__EXERCISE DETAILS__
Output every line exactly as written. Leave out pictures.

__DATA SUPPLIED__
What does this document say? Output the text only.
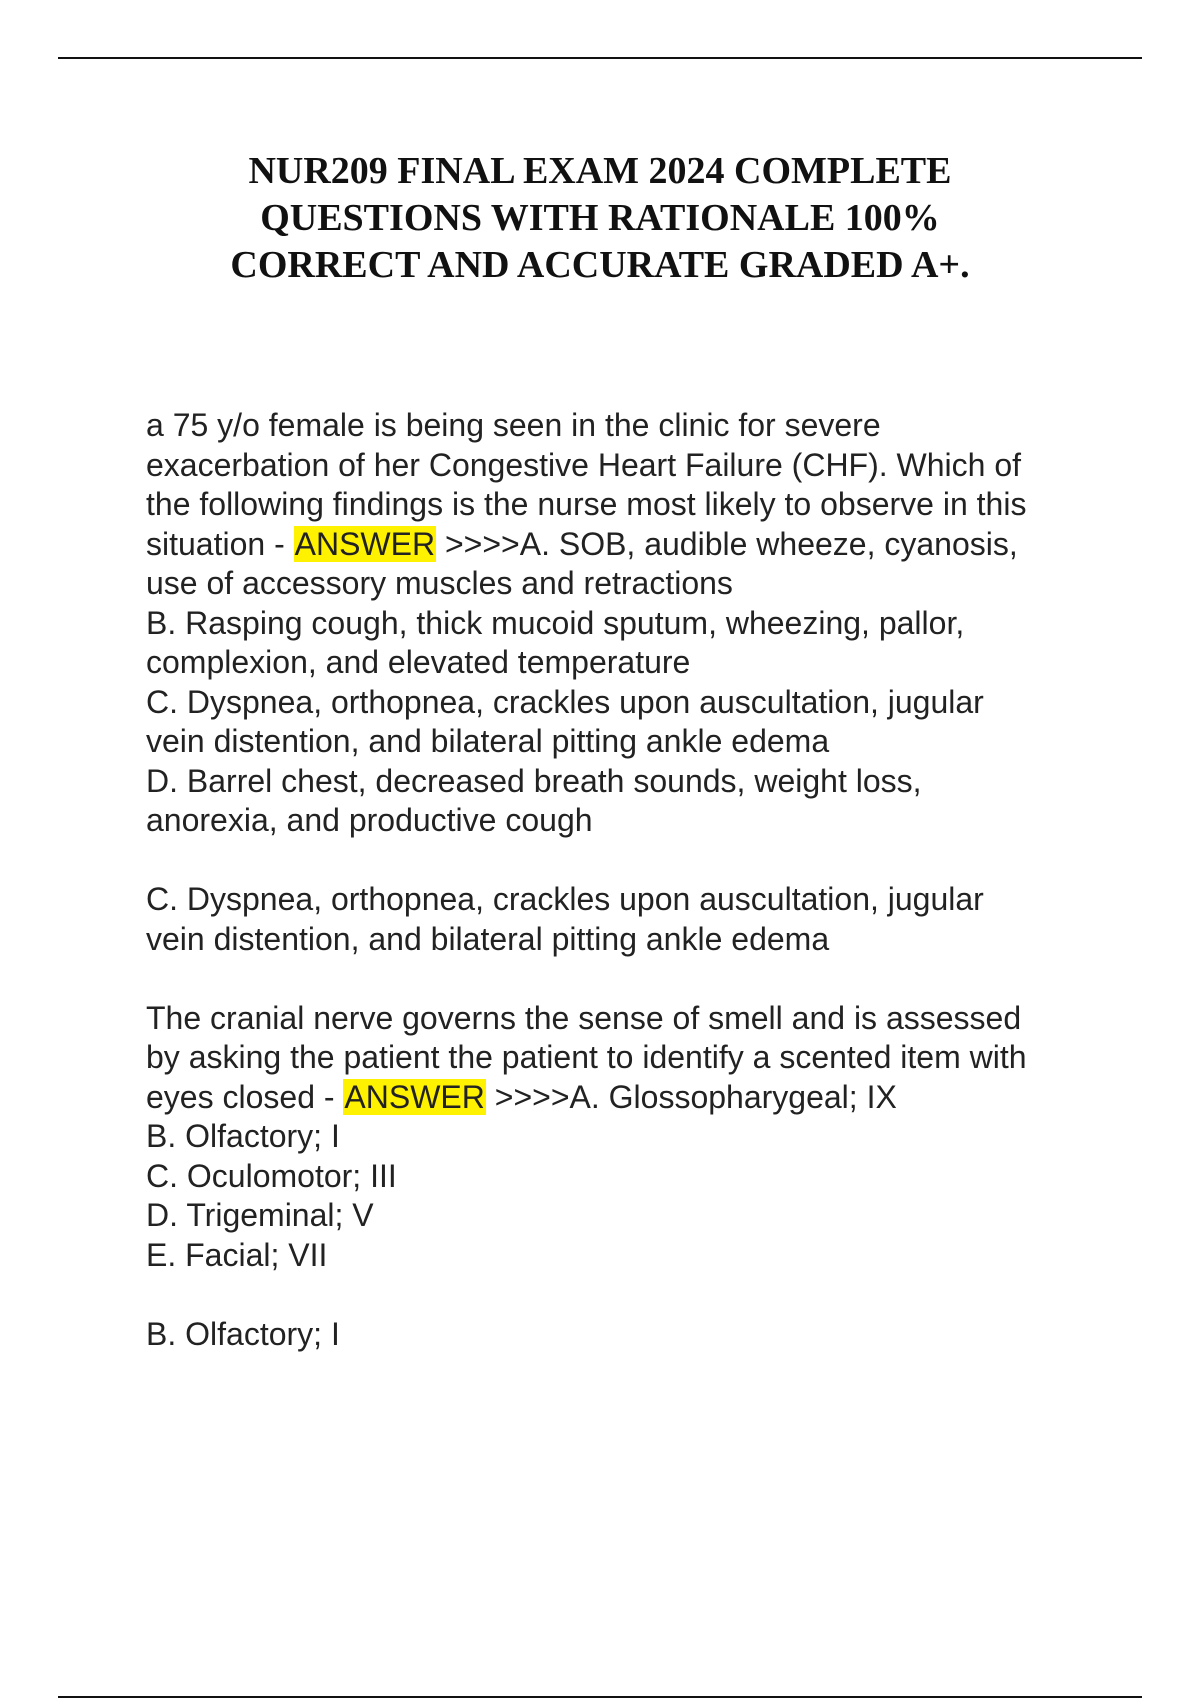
NUR209 FINAL EXAM 2024 COMPLETE
QUESTIONS WITH RATIONALE 100%
CORRECT AND ACCURATE GRADED A+.
a 75 y/o female is being seen in the clinic for severe
exacerbation of her Congestive Heart Failure (CHF). Which of
the following findings is the nurse most likely to observe in this
situation - ANSWER >>>>A. SOB, audible wheeze, cyanosis,
use of accessory muscles and retractions
B. Rasping cough, thick mucoid sputum, wheezing, pallor,
complexion, and elevated temperature
C. Dyspnea, orthopnea, crackles upon auscultation, jugular
vein distention, and bilateral pitting ankle edema
D. Barrel chest, decreased breath sounds, weight loss,
anorexia, and productive cough
C. Dyspnea, orthopnea, crackles upon auscultation, jugular
vein distention, and bilateral pitting ankle edema
The cranial nerve governs the sense of smell and is assessed
by asking the patient the patient to identify a scented item with
eyes closed - ANSWER >>>>A. Glossopharygeal; IX
B. Olfactory; I
C. Oculomotor; III
D. Trigeminal; V
E. Facial; VII
B. Olfactory; I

__COMPLETED EXERCISE__
What does this document say? Output the text only.
NUR209 FINAL EXAM 2024 COMPLETE
QUESTIONS WITH RATIONALE 100%
CORRECT AND ACCURATE GRADED A+.
a 75 y/o female is being seen in the clinic for severe
exacerbation of her Congestive Heart Failure (CHF). Which of
the following findings is the nurse most likely to observe in this
situation - ANSWER >>>>A. SOB, audible wheeze, cyanosis,
use of accessory muscles and retractions
B. Rasping cough, thick mucoid sputum, wheezing, pallor,
complexion, and elevated temperature
C. Dyspnea, orthopnea, crackles upon auscultation, jugular
vein distention, and bilateral pitting ankle edema
D. Barrel chest, decreased breath sounds, weight loss,
anorexia, and productive cough
C. Dyspnea, orthopnea, crackles upon auscultation, jugular
vein distention, and bilateral pitting ankle edema
The cranial nerve governs the sense of smell and is assessed
by asking the patient the patient to identify a scented item with
eyes closed - ANSWER >>>>A. Glossopharygeal; IX
B. Olfactory; I
C. Oculomotor; III
D. Trigeminal; V
E. Facial; VII
B. Olfactory; I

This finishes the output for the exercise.